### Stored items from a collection
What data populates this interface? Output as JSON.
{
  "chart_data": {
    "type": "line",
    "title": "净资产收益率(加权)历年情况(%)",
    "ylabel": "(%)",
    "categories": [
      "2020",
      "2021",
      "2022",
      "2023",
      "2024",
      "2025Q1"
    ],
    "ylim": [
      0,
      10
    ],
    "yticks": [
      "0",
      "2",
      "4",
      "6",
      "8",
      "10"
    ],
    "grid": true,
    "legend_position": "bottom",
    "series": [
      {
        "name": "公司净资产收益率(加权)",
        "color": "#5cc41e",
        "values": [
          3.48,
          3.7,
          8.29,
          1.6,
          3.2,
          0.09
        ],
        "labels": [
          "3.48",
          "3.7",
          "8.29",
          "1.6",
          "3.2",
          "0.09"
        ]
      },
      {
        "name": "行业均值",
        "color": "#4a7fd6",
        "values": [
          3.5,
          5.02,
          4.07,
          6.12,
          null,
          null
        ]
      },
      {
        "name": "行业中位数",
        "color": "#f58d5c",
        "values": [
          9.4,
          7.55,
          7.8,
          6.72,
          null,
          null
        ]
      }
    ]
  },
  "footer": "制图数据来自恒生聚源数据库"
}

### Requirements
Print all the data exactly.

### Solution to the problem
What data populates this interface? Output as JSON.
{
  "chart_data": {
    "type": "line",
    "title": "净资产收益率(加权)历年情况(%)",
    "ylabel": "(%)",
    "categories": [
      "2020",
      "2021",
      "2022",
      "2023",
      "2024",
      "2025Q1"
    ],
    "ylim": [
      0,
      10
    ],
    "yticks": [
      "0",
      "2",
      "4",
      "6",
      "8",
      "10"
    ],
    "grid": true,
    "legend_position": "bottom",
    "series": [
      {
        "name": "公司净资产收益率(加权)",
        "color": "#5cc41e",
        "values": [
          3.48,
          3.7,
          8.29,
          1.6,
          3.2,
          0.09
        ],
        "labels": [
          "3.48",
          "3.7",
          "8.29",
          "1.6",
          "3.2",
          "0.09"
        ]
      },
      {
        "name": "行业均值",
        "color": "#4a7fd6",
        "values": [
          3.5,
          5.02,
          4.07,
          6.12,
          null,
          null
        ]
      },
      {
        "name": "行业中位数",
        "color": "#f58d5c",
        "values": [
          9.4,
          7.55,
          7.8,
          6.72,
          null,
          null
        ]
      }
    ]
  },
  "footer": "制图数据来自恒生聚源数据库"
}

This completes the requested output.